◆ Stated exercise ◆
Scan the material that follows. Copy every line containing the word "Counts".

◆ Records for this task ◆
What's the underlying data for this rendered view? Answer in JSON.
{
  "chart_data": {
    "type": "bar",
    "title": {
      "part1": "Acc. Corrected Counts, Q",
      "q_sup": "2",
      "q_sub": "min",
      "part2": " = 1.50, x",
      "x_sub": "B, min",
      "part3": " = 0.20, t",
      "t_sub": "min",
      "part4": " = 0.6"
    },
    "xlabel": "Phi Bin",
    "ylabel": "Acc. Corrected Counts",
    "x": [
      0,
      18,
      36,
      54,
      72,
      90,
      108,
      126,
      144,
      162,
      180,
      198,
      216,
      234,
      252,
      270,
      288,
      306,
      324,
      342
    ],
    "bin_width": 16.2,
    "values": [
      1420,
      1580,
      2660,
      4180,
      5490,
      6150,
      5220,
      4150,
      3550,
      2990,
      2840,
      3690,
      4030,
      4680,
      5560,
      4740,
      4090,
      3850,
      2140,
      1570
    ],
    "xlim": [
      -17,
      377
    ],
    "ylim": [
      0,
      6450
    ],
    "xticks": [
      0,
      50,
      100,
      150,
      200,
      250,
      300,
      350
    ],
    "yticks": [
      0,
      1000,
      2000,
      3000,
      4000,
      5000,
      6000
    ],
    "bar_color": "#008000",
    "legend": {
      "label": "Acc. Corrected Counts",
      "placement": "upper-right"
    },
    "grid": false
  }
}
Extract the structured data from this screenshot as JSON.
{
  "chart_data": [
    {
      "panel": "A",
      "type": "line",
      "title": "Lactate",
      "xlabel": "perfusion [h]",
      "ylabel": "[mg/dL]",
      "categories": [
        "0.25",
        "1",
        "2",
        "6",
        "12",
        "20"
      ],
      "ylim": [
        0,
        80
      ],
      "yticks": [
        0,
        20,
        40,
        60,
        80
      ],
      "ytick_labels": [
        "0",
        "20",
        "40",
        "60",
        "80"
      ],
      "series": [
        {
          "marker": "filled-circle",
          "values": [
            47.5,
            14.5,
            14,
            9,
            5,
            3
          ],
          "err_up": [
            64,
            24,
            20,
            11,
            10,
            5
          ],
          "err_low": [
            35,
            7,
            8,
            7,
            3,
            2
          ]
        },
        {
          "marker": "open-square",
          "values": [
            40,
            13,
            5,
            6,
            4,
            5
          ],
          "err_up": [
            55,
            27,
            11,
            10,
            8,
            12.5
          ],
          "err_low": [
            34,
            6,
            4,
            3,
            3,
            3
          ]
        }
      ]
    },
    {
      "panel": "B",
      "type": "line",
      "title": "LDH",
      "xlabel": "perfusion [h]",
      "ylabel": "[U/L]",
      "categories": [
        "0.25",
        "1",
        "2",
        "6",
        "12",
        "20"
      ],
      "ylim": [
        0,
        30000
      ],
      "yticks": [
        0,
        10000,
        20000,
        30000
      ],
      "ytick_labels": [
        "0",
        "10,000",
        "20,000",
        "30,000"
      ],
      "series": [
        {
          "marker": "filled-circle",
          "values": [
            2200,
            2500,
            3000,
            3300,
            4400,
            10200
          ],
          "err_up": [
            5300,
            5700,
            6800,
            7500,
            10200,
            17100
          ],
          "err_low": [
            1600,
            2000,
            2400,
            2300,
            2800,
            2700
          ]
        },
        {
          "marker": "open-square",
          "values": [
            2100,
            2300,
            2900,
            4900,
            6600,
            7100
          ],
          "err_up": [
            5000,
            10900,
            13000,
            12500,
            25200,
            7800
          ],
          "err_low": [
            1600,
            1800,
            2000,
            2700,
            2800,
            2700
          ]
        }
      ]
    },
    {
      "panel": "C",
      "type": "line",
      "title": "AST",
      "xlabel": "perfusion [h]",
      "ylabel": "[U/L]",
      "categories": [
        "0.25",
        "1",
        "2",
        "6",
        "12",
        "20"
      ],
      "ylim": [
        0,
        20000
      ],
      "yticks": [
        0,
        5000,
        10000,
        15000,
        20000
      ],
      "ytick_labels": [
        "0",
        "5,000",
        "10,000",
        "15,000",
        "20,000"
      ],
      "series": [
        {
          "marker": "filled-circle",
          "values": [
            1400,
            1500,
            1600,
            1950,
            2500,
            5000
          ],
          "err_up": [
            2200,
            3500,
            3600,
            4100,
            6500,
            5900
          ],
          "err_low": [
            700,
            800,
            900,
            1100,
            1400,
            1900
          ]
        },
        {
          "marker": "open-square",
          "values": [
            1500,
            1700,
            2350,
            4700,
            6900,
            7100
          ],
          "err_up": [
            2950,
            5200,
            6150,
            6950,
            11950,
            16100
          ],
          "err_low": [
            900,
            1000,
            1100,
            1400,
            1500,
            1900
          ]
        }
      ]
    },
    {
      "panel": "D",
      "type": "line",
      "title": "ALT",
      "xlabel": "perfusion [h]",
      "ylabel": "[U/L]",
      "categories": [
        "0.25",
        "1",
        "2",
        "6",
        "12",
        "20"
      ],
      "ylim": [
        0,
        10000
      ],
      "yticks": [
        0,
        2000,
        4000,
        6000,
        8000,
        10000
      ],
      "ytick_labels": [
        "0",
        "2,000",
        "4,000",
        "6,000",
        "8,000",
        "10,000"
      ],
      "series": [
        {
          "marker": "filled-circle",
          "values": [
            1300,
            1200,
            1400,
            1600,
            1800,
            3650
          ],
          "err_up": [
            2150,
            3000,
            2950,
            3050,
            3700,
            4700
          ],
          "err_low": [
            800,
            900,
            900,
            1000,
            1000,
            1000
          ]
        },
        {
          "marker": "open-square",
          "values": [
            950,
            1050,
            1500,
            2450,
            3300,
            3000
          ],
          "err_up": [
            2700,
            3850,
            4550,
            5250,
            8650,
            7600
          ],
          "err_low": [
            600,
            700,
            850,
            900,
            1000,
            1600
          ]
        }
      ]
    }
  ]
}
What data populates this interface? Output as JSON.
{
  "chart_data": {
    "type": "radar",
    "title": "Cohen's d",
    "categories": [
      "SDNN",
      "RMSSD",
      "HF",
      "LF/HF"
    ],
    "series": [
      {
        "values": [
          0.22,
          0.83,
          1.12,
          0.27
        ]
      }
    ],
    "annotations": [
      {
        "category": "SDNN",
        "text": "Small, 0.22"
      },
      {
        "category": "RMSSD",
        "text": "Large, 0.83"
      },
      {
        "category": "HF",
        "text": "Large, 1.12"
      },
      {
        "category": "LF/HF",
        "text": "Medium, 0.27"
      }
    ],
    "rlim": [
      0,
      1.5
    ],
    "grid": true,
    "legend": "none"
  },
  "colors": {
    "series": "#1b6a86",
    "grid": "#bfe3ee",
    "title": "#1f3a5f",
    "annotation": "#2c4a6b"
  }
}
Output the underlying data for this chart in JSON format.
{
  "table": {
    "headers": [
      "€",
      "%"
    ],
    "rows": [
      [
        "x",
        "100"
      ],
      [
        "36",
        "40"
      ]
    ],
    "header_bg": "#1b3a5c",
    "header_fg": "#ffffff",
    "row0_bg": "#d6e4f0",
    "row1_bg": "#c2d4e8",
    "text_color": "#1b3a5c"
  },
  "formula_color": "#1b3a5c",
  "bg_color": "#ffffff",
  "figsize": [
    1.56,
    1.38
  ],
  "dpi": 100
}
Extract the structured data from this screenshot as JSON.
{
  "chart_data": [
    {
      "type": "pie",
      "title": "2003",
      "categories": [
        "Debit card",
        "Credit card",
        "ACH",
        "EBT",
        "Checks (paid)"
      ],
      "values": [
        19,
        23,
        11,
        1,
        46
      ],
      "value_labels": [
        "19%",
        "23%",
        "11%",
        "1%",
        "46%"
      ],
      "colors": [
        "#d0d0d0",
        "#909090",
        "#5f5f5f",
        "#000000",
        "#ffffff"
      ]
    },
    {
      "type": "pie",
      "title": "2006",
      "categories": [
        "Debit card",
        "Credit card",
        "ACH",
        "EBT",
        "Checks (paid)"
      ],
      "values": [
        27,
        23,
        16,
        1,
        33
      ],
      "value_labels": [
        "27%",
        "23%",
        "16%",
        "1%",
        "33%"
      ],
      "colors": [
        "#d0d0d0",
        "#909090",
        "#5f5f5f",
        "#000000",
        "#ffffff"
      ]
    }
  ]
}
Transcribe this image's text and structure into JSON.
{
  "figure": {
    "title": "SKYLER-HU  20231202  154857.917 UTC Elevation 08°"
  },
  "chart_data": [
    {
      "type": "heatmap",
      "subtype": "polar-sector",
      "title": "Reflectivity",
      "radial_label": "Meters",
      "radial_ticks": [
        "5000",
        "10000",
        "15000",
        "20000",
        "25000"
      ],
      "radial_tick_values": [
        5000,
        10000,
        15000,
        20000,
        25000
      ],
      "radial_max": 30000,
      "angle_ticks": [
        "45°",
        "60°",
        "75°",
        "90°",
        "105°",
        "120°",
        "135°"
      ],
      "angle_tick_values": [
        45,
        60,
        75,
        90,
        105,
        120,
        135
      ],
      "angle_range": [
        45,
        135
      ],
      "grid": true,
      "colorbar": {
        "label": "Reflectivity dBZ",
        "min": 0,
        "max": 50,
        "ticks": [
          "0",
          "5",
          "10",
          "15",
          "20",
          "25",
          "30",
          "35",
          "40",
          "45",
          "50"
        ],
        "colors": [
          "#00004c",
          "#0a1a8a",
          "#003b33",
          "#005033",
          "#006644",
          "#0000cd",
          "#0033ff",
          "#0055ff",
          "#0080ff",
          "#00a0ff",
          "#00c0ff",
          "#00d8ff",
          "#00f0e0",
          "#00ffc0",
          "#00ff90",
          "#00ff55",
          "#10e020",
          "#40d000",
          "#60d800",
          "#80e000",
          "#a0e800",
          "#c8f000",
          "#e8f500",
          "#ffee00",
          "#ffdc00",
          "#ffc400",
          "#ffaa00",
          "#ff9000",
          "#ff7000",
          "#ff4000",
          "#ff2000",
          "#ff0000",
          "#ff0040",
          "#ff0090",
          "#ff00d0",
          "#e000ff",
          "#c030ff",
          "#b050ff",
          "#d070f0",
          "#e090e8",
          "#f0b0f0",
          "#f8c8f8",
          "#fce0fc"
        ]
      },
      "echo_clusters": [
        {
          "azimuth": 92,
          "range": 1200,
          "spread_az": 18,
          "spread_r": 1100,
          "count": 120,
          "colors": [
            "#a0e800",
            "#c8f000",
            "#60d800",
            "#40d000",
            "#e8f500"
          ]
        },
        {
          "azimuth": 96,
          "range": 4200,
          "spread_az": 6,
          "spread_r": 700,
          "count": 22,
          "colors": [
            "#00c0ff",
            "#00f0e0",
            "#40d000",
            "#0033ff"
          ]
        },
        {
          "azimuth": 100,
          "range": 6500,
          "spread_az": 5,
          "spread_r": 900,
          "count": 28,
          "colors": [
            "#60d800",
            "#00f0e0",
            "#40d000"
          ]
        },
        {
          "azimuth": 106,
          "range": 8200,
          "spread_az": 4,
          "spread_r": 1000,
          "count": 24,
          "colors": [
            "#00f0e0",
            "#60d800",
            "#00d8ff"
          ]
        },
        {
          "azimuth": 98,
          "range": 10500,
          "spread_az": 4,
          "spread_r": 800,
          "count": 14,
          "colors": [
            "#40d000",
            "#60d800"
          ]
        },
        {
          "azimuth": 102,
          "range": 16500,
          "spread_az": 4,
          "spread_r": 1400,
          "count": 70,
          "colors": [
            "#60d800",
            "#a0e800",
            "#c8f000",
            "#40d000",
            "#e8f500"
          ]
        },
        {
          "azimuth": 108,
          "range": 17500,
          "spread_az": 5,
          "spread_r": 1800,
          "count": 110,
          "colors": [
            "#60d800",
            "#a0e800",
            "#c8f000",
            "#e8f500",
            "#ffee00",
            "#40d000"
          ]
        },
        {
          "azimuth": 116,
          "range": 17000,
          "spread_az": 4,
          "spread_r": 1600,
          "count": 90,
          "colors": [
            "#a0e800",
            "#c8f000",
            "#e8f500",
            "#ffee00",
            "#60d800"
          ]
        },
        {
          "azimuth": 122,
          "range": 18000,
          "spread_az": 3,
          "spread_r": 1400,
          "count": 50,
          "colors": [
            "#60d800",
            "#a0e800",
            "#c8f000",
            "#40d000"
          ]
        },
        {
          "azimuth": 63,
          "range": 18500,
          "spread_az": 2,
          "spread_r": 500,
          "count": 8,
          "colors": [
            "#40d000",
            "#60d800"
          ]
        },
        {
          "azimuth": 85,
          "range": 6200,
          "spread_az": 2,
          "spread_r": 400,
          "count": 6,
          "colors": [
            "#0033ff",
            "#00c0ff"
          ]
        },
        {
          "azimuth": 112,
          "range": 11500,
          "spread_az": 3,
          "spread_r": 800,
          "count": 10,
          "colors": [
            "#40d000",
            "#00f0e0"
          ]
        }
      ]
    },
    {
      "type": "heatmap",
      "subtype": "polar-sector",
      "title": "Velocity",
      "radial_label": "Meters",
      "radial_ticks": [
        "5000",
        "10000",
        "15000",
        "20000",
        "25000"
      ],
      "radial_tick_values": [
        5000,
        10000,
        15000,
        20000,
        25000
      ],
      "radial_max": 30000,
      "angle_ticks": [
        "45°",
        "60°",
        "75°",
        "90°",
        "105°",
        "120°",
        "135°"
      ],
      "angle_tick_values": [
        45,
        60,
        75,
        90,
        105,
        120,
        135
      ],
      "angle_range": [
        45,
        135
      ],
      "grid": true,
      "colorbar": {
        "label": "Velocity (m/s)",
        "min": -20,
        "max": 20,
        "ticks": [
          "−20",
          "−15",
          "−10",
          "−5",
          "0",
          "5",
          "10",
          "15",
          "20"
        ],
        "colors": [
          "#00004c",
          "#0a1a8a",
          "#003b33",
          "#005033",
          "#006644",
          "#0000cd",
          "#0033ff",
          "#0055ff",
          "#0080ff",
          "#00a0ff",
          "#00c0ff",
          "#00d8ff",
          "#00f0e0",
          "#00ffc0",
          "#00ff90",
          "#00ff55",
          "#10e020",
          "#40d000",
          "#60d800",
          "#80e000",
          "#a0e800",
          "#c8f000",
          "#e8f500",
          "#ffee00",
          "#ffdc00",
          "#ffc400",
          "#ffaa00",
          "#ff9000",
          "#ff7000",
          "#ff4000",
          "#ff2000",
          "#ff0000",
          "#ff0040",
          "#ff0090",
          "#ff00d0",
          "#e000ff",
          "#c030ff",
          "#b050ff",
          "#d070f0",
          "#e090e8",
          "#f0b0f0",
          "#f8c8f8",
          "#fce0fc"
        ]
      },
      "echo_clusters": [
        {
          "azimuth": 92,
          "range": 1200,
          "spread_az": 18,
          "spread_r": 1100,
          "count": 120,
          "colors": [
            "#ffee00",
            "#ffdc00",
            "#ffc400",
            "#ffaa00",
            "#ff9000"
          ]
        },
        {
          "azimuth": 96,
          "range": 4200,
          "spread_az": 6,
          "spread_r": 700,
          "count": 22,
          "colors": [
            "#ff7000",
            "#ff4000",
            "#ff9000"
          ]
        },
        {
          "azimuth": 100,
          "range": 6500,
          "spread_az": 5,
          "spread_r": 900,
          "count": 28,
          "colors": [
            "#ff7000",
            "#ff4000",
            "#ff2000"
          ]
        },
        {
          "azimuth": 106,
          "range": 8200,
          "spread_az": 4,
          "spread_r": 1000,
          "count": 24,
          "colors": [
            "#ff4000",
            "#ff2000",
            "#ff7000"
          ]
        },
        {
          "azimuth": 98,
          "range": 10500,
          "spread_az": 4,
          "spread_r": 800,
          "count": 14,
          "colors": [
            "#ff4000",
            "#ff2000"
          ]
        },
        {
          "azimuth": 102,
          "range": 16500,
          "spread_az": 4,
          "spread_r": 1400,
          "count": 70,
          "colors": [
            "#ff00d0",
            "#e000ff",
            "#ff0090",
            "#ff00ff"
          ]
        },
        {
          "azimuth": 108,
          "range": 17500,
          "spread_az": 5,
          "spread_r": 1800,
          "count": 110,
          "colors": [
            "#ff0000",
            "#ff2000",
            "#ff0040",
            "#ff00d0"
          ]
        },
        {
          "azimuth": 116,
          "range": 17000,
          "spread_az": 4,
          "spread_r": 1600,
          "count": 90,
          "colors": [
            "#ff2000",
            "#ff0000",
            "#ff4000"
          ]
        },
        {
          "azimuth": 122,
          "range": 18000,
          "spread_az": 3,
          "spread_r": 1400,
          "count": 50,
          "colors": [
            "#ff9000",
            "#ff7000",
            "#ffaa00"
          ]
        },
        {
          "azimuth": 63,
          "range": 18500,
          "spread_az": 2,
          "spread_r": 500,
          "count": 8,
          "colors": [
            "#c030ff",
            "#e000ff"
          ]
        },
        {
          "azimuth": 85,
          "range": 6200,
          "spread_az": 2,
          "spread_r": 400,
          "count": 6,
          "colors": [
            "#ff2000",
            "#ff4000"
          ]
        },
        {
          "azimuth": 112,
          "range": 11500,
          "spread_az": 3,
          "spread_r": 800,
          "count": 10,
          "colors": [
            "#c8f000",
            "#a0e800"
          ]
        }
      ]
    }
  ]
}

◆ The answer ◆
      "part1": "Acc. Corrected Counts, Q",
    "ylabel": "Acc. Corrected Counts",
      "label": "Acc. Corrected Counts",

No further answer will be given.